▶ **Task objective**
Repeat the material verbatim. Images are excluded from the copy.

▶ **Recorded data**
▼

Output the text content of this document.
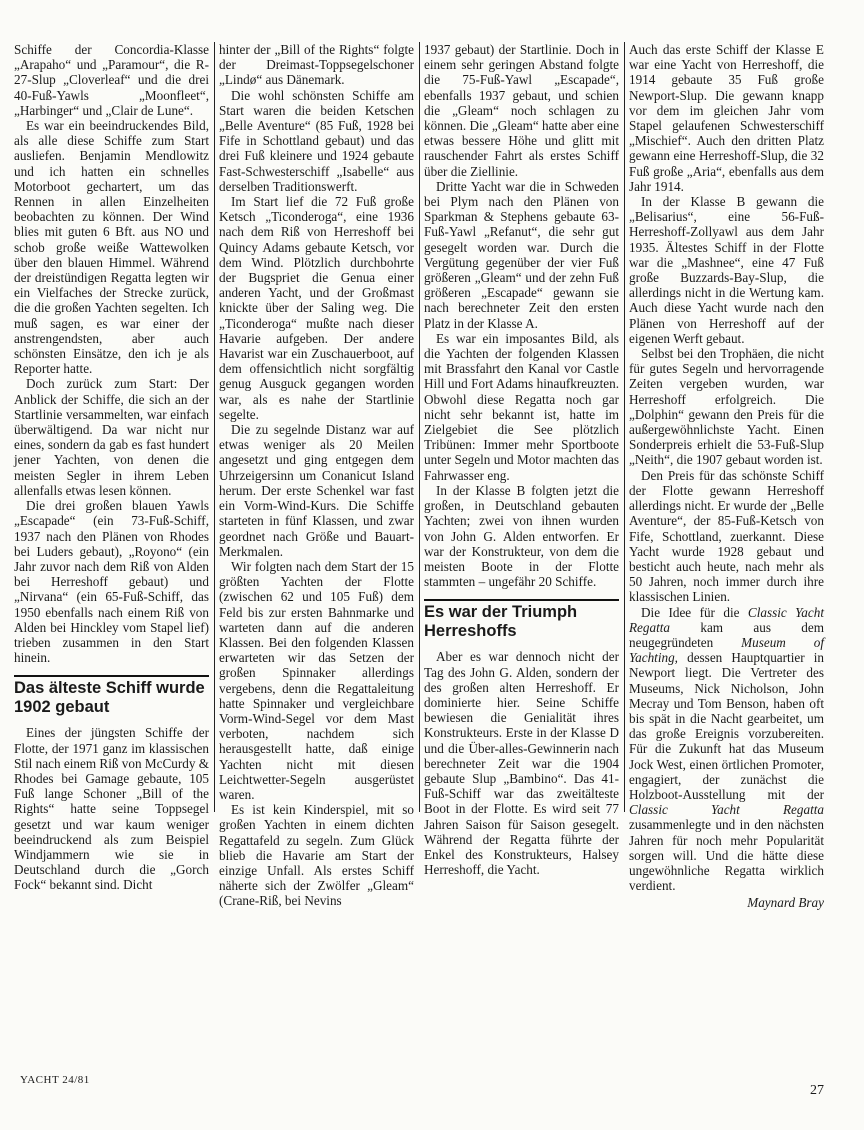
Schiffe der Concordia-Klasse „Arapaho“ und „Paramour“, die R-27-Slup „Cloverleaf“ und die drei 40-Fuß-Yawls „Moonfleet“, „Harbinger“ und „Clair de Lune“.

Es war ein beeindruckendes Bild, als alle diese Schiffe zum Start ausliefen. Benjamin Mendlowitz und ich hatten ein schnelles Motorboot gechartert, um das Rennen in allen Einzelheiten beobachten zu können. Der Wind blies mit guten 6 Bft. aus NO und schob große weiße Wattewolken über den blauen Himmel. Während der dreistündigen Regatta legten wir ein Vielfaches der Strecke zurück, die die großen Yachten segelten. Ich muß sagen, es war einer der anstrengendsten, aber auch schönsten Einsätze, den ich je als Reporter hatte.

Doch zurück zum Start: Der Anblick der Schiffe, die sich an der Startlinie versammelten, war einfach überwältigend. Da war nicht nur eines, sondern da gab es fast hundert jener Yachten, von denen die meisten Segler in ihrem Leben allenfalls etwas lesen können.

Die drei großen blauen Yawls „Escapade“ (ein 73-Fuß-Schiff, 1937 nach den Plänen von Rhodes bei Luders gebaut), „Royono“ (ein Jahr zuvor nach dem Riß von Alden bei Herreshoff gebaut) und „Nirvana“ (ein 65-Fuß-Schiff, das 1950 ebenfalls nach einem Riß von Alden bei Hinckley vom Stapel lief) trieben zusammen in den Start hinein.

Das älteste Schiff wurde 1902 gebaut

Eines der jüngsten Schiffe der Flotte, der 1971 ganz im klassischen Stil nach einem Riß von McCurdy & Rhodes bei Gamage gebaute, 105 Fuß lange Schoner „Bill of the Rights“ hatte seine Toppsegel gesetzt und war kaum weniger beeindruckend als zum Beispiel Windjammern wie sie in Deutschland durch die „Gorch Fock“ bekannt sind. Dicht

hinter der „Bill of the Rights“ folgte der Dreimast-Toppsegelschoner „Lindø“ aus Dänemark.

Die wohl schönsten Schiffe am Start waren die beiden Ketschen „Belle Aventure“ (85 Fuß, 1928 bei Fife in Schottland gebaut) und das drei Fuß kleinere und 1924 gebaute Fast-Schwesterschiff „Isabelle“ aus derselben Traditionswerft.

Im Start lief die 72 Fuß große Ketsch „Ticonderoga“, eine 1936 nach dem Riß von Herreshoff bei Quincy Adams gebaute Ketsch, vor dem Wind. Plötzlich durchbohrte der Bugspriet die Genua einer anderen Yacht, und der Großmast knickte über der Saling weg. Die „Ticonderoga“ mußte nach dieser Havarie aufgeben. Der andere Havarist war ein Zuschauerboot, auf dem offensichtlich nicht sorgfältig genug Ausguck gegangen worden war, als es nahe der Startlinie segelte.

Die zu segelnde Distanz war auf etwas weniger als 20 Meilen angesetzt und ging entgegen dem Uhrzeigersinn um Conanicut Island herum. Der erste Schenkel war fast ein Vorm-Wind-Kurs. Die Schiffe starteten in fünf Klassen, und zwar geordnet nach Größe und Bauart-Merkmalen.

Wir folgten nach dem Start der 15 größten Yachten der Flotte (zwischen 62 und 105 Fuß) dem Feld bis zur ersten Bahnmarke und warteten dann auf die anderen Klassen. Bei den folgenden Klassen erwarteten wir das Setzen der großen Spinnaker allerdings vergebens, denn die Regattaleitung hatte Spinnaker und vergleichbare Vorm-Wind-Segel vor dem Mast verboten, nachdem sich herausgestellt hatte, daß einige Yachten nicht mit diesen Leichtwetter-Segeln ausgerüstet waren.

Es ist kein Kinderspiel, mit so großen Yachten in einem dichten Regattafeld zu segeln. Zum Glück blieb die Havarie am Start der einzige Unfall. Als erstes Schiff näherte sich der Zwölfer „Gleam“ (Crane-Riß, bei Nevins

1937 gebaut) der Startlinie. Doch in einem sehr geringen Abstand folgte die 75-Fuß-Yawl „Escapade“, ebenfalls 1937 gebaut, und schien die „Gleam“ noch schlagen zu können. Die „Gleam“ hatte aber eine etwas bessere Höhe und glitt mit rauschender Fahrt als erstes Schiff über die Ziellinie.

Dritte Yacht war die in Schweden bei Plym nach den Plänen von Sparkman & Stephens gebaute 63-Fuß-Yawl „Refanut“, die sehr gut gesegelt worden war. Durch die Vergütung gegenüber der vier Fuß größeren „Gleam“ und der zehn Fuß größeren „Escapade“ gewann sie nach berechneter Zeit den ersten Platz in der Klasse A.

Es war ein imposantes Bild, als die Yachten der folgenden Klassen mit Brassfahrt den Kanal vor Castle Hill und Fort Adams hinaufkreuzten. Obwohl diese Regatta noch gar nicht sehr bekannt ist, hatte im Zielgebiet die See plötzlich Tribünen: Immer mehr Sportboote unter Segeln und Motor machten das Fahrwasser eng.

In der Klasse B folgten jetzt die großen, in Deutschland gebauten Yachten; zwei von ihnen wurden von John G. Alden entworfen. Er war der Konstrukteur, von dem die meisten Boote in der Flotte stammten – ungefähr 20 Schiffe.

Es war der Triumph Herreshoffs

Aber es war dennoch nicht der Tag des John G. Alden, sondern der des großen alten Herreshoff. Er dominierte hier. Seine Schiffe bewiesen die Genialität ihres Konstrukteurs. Erste in der Klasse D und die Über-alles-Gewinnerin nach berechneter Zeit war die 1904 gebaute Slup „Bambino“. Das 41-Fuß-Schiff war das zweitälteste Boot in der Flotte. Es wird seit 77 Jahren Saison für Saison gesegelt. Während der Regatta führte der Enkel des Konstrukteurs, Halsey Herreshoff, die Yacht.

Auch das erste Schiff der Klasse E war eine Yacht von Herreshoff, die 1914 gebaute 35 Fuß große Newport-Slup. Die gewann knapp vor dem im gleichen Jahr vom Stapel gelaufenen Schwesterschiff „Mischief“. Auch den dritten Platz gewann eine Herreshoff-Slup, die 32 Fuß große „Aria“, ebenfalls aus dem Jahr 1914.

In der Klasse B gewann die „Belisarius“, eine 56-Fuß-Herreshoff-Zollyawl aus dem Jahr 1935. Ältestes Schiff in der Flotte war die „Mashnee“, eine 47 Fuß große Buzzards-Bay-Slup, die allerdings nicht in die Wertung kam. Auch diese Yacht wurde nach den Plänen von Herreshoff auf der eigenen Werft gebaut.

Selbst bei den Trophäen, die nicht für gutes Segeln und hervorragende Zeiten vergeben wurden, war Herreshoff erfolgreich. Die „Dolphin“ gewann den Preis für die außergewöhnlichste Yacht. Einen Sonderpreis erhielt die 53-Fuß-Slup „Neith“, die 1907 gebaut worden ist.

Den Preis für das schönste Schiff der Flotte gewann Herreshoff allerdings nicht. Er wurde der „Belle Aventure“, der 85-Fuß-Ketsch von Fife, Schottland, zuerkannt. Diese Yacht wurde 1928 gebaut und besticht auch heute, nach mehr als 50 Jahren, noch immer durch ihre klassischen Linien.

Die Idee für die Classic Yacht Regatta kam aus dem neugegründeten Museum of Yachting, dessen Hauptquartier in Newport liegt. Die Vertreter des Museums, Nick Nicholson, John Mecray und Tom Benson, haben oft bis spät in die Nacht gearbeitet, um das große Ereignis vorzubereiten. Für die Zukunft hat das Museum Jock West, einen örtlichen Promoter, engagiert, der zunächst die Holzboot-Ausstellung mit der Classic Yacht Regatta zusammenlegte und in den nächsten Jahren für noch mehr Popularität sorgen will. Und die hätte diese ungewöhnliche Regatta wirklich verdient.

Maynard Bray
YACHT 24/81
27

▲

▶ **Complete response**
Output the text content of this document.
Schiffe der Concordia-Klasse „Arapaho“ und „Paramour“, die R-27-Slup „Cloverleaf“ und die drei 40-Fuß-Yawls „Moonfleet“, „Harbinger“ und „Clair de Lune“.

Es war ein beeindruckendes Bild, als alle diese Schiffe zum Start ausliefen. Benjamin Mendlowitz und ich hatten ein schnelles Motorboot gechartert, um das Rennen in allen Einzelheiten beobachten zu können. Der Wind blies mit guten 6 Bft. aus NO und schob große weiße Wattewolken über den blauen Himmel. Während der dreistündigen Regatta legten wir ein Vielfaches der Strecke zurück, die die großen Yachten segelten. Ich muß sagen, es war einer der anstrengendsten, aber auch schönsten Einsätze, den ich je als Reporter hatte.

Doch zurück zum Start: Der Anblick der Schiffe, die sich an der Startlinie versammelten, war einfach überwältigend. Da war nicht nur eines, sondern da gab es fast hundert jener Yachten, von denen die meisten Segler in ihrem Leben allenfalls etwas lesen können.

Die drei großen blauen Yawls „Escapade“ (ein 73-Fuß-Schiff, 1937 nach den Plänen von Rhodes bei Luders gebaut), „Royono“ (ein Jahr zuvor nach dem Riß von Alden bei Herreshoff gebaut) und „Nirvana“ (ein 65-Fuß-Schiff, das 1950 ebenfalls nach einem Riß von Alden bei Hinckley vom Stapel lief) trieben zusammen in den Start hinein.

Das älteste Schiff wurde 1902 gebaut

Eines der jüngsten Schiffe der Flotte, der 1971 ganz im klassischen Stil nach einem Riß von McCurdy & Rhodes bei Gamage gebaute, 105 Fuß lange Schoner „Bill of the Rights“ hatte seine Toppsegel gesetzt und war kaum weniger beeindruckend als zum Beispiel Windjammern wie sie in Deutschland durch die „Gorch Fock“ bekannt sind. Dicht

hinter der „Bill of the Rights“ folgte der Dreimast-Toppsegelschoner „Lindø“ aus Dänemark.

Die wohl schönsten Schiffe am Start waren die beiden Ketschen „Belle Aventure“ (85 Fuß, 1928 bei Fife in Schottland gebaut) und das drei Fuß kleinere und 1924 gebaute Fast-Schwesterschiff „Isabelle“ aus derselben Traditionswerft.

Im Start lief die 72 Fuß große Ketsch „Ticonderoga“, eine 1936 nach dem Riß von Herreshoff bei Quincy Adams gebaute Ketsch, vor dem Wind. Plötzlich durchbohrte der Bugspriet die Genua einer anderen Yacht, und der Großmast knickte über der Saling weg. Die „Ticonderoga“ mußte nach dieser Havarie aufgeben. Der andere Havarist war ein Zuschauerboot, auf dem offensichtlich nicht sorgfältig genug Ausguck gegangen worden war, als es nahe der Startlinie segelte.

Die zu segelnde Distanz war auf etwas weniger als 20 Meilen angesetzt und ging entgegen dem Uhrzeigersinn um Conanicut Island herum. Der erste Schenkel war fast ein Vorm-Wind-Kurs. Die Schiffe starteten in fünf Klassen, und zwar geordnet nach Größe und Bauart-Merkmalen.

Wir folgten nach dem Start der 15 größten Yachten der Flotte (zwischen 62 und 105 Fuß) dem Feld bis zur ersten Bahnmarke und warteten dann auf die anderen Klassen. Bei den folgenden Klassen erwarteten wir das Setzen der großen Spinnaker allerdings vergebens, denn die Regattaleitung hatte Spinnaker und vergleichbare Vorm-Wind-Segel vor dem Mast verboten, nachdem sich herausgestellt hatte, daß einige Yachten nicht mit diesen Leichtwetter-Segeln ausgerüstet waren.

Es ist kein Kinderspiel, mit so großen Yachten in einem dichten Regattafeld zu segeln. Zum Glück blieb die Havarie am Start der einzige Unfall. Als erstes Schiff näherte sich der Zwölfer „Gleam“ (Crane-Riß, bei Nevins

1937 gebaut) der Startlinie. Doch in einem sehr geringen Abstand folgte die 75-Fuß-Yawl „Escapade“, ebenfalls 1937 gebaut, und schien die „Gleam“ noch schlagen zu können. Die „Gleam“ hatte aber eine etwas bessere Höhe und glitt mit rauschender Fahrt als erstes Schiff über die Ziellinie.

Dritte Yacht war die in Schweden bei Plym nach den Plänen von Sparkman & Stephens gebaute 63-Fuß-Yawl „Refanut“, die sehr gut gesegelt worden war. Durch die Vergütung gegenüber der vier Fuß größeren „Gleam“ und der zehn Fuß größeren „Escapade“ gewann sie nach berechneter Zeit den ersten Platz in der Klasse A.

Es war ein imposantes Bild, als die Yachten der folgenden Klassen mit Brassfahrt den Kanal vor Castle Hill und Fort Adams hinaufkreuzten. Obwohl diese Regatta noch gar nicht sehr bekannt ist, hatte im Zielgebiet die See plötzlich Tribünen: Immer mehr Sportboote unter Segeln und Motor machten das Fahrwasser eng.

In der Klasse B folgten jetzt die großen, in Deutschland gebauten Yachten; zwei von ihnen wurden von John G. Alden entworfen. Er war der Konstrukteur, von dem die meisten Boote in der Flotte stammten – ungefähr 20 Schiffe.

Es war der Triumph Herreshoffs

Aber es war dennoch nicht der Tag des John G. Alden, sondern der des großen alten Herreshoff. Er dominierte hier. Seine Schiffe bewiesen die Genialität ihres Konstrukteurs. Erste in der Klasse D und die Über-alles-Gewinnerin nach berechneter Zeit war die 1904 gebaute Slup „Bambino“. Das 41-Fuß-Schiff war das zweitälteste Boot in der Flotte. Es wird seit 77 Jahren Saison für Saison gesegelt. Während der Regatta führte der Enkel des Konstrukteurs, Halsey Herreshoff, die Yacht.

Auch das erste Schiff der Klasse E war eine Yacht von Herreshoff, die 1914 gebaute 35 Fuß große Newport-Slup. Die gewann knapp vor dem im gleichen Jahr vom Stapel gelaufenen Schwesterschiff „Mischief“. Auch den dritten Platz gewann eine Herreshoff-Slup, die 32 Fuß große „Aria“, ebenfalls aus dem Jahr 1914.

In der Klasse B gewann die „Belisarius“, eine 56-Fuß-Herreshoff-Zollyawl aus dem Jahr 1935. Ältestes Schiff in der Flotte war die „Mashnee“, eine 47 Fuß große Buzzards-Bay-Slup, die allerdings nicht in die Wertung kam. Auch diese Yacht wurde nach den Plänen von Herreshoff auf der eigenen Werft gebaut.

Selbst bei den Trophäen, die nicht für gutes Segeln und hervorragende Zeiten vergeben wurden, war Herreshoff erfolgreich. Die „Dolphin“ gewann den Preis für die außergewöhnlichste Yacht. Einen Sonderpreis erhielt die 53-Fuß-Slup „Neith“, die 1907 gebaut worden ist.

Den Preis für das schönste Schiff der Flotte gewann Herreshoff allerdings nicht. Er wurde der „Belle Aventure“, der 85-Fuß-Ketsch von Fife, Schottland, zuerkannt. Diese Yacht wurde 1928 gebaut und besticht auch heute, nach mehr als 50 Jahren, noch immer durch ihre klassischen Linien.

Die Idee für die Classic Yacht Regatta kam aus dem neugegründeten Museum of Yachting, dessen Hauptquartier in Newport liegt. Die Vertreter des Museums, Nick Nicholson, John Mecray und Tom Benson, haben oft bis spät in die Nacht gearbeitet, um das große Ereignis vorzubereiten. Für die Zukunft hat das Museum Jock West, einen örtlichen Promoter, engagiert, der zunächst die Holzboot-Ausstellung mit der Classic Yacht Regatta zusammenlegte und in den nächsten Jahren für noch mehr Popularität sorgen will. Und die hätte diese ungewöhnliche Regatta wirklich verdient.

Maynard Bray
YACHT 24/81
27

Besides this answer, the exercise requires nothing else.